Work to complete - Reproduce every entry exactly as shown.

### Dataset rows

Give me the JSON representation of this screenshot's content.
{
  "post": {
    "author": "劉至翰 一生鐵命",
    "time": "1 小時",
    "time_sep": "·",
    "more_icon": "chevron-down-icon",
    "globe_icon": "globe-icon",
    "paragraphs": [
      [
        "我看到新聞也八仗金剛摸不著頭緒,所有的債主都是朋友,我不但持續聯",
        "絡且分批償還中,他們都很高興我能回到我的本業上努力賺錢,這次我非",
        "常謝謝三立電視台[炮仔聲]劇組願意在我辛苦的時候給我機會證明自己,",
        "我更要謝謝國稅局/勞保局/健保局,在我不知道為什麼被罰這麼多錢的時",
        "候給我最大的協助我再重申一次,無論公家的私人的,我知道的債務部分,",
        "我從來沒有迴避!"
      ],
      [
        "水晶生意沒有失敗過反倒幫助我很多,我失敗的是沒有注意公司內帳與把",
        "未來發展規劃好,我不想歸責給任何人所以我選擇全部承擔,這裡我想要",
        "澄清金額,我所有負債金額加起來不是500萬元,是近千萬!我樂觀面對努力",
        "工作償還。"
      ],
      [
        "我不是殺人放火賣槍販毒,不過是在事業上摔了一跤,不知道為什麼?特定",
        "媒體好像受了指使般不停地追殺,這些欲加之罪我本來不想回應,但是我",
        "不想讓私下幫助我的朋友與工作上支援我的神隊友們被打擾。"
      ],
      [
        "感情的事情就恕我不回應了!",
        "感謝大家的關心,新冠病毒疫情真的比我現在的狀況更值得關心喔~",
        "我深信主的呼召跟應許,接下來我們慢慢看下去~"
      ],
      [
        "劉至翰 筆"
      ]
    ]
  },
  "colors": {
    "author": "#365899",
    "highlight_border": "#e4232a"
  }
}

######

Solution to this problem -
Give me the JSON representation of this screenshot's content.
{
  "post": {
    "author": "劉至翰 一生鐵命",
    "time": "1 小時",
    "time_sep": "·",
    "more_icon": "chevron-down-icon",
    "globe_icon": "globe-icon",
    "paragraphs": [
      [
        "我看到新聞也八仗金剛摸不著頭緒,所有的債主都是朋友,我不但持續聯",
        "絡且分批償還中,他們都很高興我能回到我的本業上努力賺錢,這次我非",
        "常謝謝三立電視台[炮仔聲]劇組願意在我辛苦的時候給我機會證明自己,",
        "我更要謝謝國稅局/勞保局/健保局,在我不知道為什麼被罰這麼多錢的時",
        "候給我最大的協助我再重申一次,無論公家的私人的,我知道的債務部分,",
        "我從來沒有迴避!"
      ],
      [
        "水晶生意沒有失敗過反倒幫助我很多,我失敗的是沒有注意公司內帳與把",
        "未來發展規劃好,我不想歸責給任何人所以我選擇全部承擔,這裡我想要",
        "澄清金額,我所有負債金額加起來不是500萬元,是近千萬!我樂觀面對努力",
        "工作償還。"
      ],
      [
        "我不是殺人放火賣槍販毒,不過是在事業上摔了一跤,不知道為什麼?特定",
        "媒體好像受了指使般不停地追殺,這些欲加之罪我本來不想回應,但是我",
        "不想讓私下幫助我的朋友與工作上支援我的神隊友們被打擾。"
      ],
      [
        "感情的事情就恕我不回應了!",
        "感謝大家的關心,新冠病毒疫情真的比我現在的狀況更值得關心喔~",
        "我深信主的呼召跟應許,接下來我們慢慢看下去~"
      ],
      [
        "劉至翰 筆"
      ]
    ]
  },
  "colors": {
    "author": "#365899",
    "highlight_border": "#e4232a"
  }
}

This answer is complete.